Directions for this task:
Copy every line of the data that contains the string "text".

(Items from a data source)

______

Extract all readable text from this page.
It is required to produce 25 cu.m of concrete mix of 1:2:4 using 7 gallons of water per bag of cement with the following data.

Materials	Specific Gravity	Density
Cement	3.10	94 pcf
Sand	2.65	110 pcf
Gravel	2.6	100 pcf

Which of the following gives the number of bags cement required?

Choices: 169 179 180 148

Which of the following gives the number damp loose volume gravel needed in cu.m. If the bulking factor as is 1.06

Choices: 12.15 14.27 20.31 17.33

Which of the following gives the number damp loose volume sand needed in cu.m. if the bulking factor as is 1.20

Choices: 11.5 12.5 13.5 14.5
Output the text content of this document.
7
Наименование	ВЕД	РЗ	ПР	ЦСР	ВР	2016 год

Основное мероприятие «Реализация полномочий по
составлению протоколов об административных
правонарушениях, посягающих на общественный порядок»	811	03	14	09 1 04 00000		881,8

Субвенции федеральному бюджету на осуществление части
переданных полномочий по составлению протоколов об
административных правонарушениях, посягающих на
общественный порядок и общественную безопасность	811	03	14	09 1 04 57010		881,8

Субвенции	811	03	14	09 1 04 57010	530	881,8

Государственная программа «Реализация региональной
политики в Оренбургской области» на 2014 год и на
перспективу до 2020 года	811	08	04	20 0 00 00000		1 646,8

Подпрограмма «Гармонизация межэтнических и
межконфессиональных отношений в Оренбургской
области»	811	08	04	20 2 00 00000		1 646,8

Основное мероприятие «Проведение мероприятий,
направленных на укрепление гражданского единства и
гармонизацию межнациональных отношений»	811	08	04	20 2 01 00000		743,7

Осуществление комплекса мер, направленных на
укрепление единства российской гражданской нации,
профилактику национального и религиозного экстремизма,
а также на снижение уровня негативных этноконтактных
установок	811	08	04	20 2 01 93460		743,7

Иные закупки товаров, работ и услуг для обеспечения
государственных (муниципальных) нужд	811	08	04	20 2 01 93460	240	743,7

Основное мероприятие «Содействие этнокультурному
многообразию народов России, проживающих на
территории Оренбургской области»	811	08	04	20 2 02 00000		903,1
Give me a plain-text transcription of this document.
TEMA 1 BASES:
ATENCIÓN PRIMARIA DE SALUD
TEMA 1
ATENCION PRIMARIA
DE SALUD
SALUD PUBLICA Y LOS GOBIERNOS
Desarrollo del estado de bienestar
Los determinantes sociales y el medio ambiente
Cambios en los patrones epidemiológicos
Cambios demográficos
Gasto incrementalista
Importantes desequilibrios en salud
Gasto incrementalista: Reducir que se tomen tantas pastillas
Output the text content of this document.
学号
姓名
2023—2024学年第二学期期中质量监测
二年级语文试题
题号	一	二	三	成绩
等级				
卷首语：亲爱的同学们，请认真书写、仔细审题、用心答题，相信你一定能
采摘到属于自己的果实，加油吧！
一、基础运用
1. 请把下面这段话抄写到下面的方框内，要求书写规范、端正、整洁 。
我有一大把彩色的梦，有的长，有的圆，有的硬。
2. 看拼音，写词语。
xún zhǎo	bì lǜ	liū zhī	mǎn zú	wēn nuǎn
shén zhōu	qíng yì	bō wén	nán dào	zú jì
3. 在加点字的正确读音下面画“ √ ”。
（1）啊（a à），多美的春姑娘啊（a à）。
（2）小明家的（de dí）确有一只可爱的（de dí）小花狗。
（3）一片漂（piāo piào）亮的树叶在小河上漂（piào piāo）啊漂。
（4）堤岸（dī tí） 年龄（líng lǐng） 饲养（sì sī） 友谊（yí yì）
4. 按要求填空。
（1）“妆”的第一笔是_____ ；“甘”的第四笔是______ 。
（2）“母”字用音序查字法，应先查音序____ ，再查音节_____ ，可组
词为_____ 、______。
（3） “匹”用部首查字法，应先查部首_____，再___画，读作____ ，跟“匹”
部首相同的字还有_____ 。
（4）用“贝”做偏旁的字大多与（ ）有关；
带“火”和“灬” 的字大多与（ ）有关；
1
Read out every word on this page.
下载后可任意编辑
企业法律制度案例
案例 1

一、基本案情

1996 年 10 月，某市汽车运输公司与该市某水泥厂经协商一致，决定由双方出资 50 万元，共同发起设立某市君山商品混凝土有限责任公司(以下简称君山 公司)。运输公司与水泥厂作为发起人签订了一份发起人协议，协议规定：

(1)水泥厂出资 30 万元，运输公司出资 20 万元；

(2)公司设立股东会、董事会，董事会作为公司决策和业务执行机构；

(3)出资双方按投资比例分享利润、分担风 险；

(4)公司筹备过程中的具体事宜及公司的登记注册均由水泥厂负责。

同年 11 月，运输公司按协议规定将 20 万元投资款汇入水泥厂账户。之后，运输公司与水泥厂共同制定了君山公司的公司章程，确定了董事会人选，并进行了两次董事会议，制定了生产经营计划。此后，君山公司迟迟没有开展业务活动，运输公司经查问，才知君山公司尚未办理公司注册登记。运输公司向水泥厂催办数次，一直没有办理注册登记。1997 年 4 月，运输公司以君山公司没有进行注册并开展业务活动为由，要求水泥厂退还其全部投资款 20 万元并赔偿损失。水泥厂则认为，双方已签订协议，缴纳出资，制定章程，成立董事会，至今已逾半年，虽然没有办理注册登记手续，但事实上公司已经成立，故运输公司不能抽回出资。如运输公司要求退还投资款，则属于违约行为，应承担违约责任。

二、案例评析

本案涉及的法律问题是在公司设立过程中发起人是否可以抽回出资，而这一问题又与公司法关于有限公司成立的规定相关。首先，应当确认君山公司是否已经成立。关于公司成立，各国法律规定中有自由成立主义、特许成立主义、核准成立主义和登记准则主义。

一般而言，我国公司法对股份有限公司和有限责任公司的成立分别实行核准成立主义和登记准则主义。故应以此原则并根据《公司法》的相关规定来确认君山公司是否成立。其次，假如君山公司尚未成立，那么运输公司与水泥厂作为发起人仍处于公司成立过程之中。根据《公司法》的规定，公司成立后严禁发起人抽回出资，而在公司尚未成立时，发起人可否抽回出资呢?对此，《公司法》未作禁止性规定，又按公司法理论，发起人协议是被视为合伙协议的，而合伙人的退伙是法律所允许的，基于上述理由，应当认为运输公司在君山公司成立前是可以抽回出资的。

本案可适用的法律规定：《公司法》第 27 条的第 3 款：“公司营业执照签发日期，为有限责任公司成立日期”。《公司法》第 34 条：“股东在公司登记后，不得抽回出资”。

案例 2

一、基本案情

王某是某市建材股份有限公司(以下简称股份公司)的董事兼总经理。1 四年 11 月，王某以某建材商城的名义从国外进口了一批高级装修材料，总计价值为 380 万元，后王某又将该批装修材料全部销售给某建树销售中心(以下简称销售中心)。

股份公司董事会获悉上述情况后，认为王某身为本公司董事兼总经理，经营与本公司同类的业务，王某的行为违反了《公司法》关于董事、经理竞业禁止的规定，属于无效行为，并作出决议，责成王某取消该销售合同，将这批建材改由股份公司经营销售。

______

Output of the task:
Extract all readable text from this page.
Output the text content of this document.
Give me a plain-text transcription of this document.
Output the text content of this document.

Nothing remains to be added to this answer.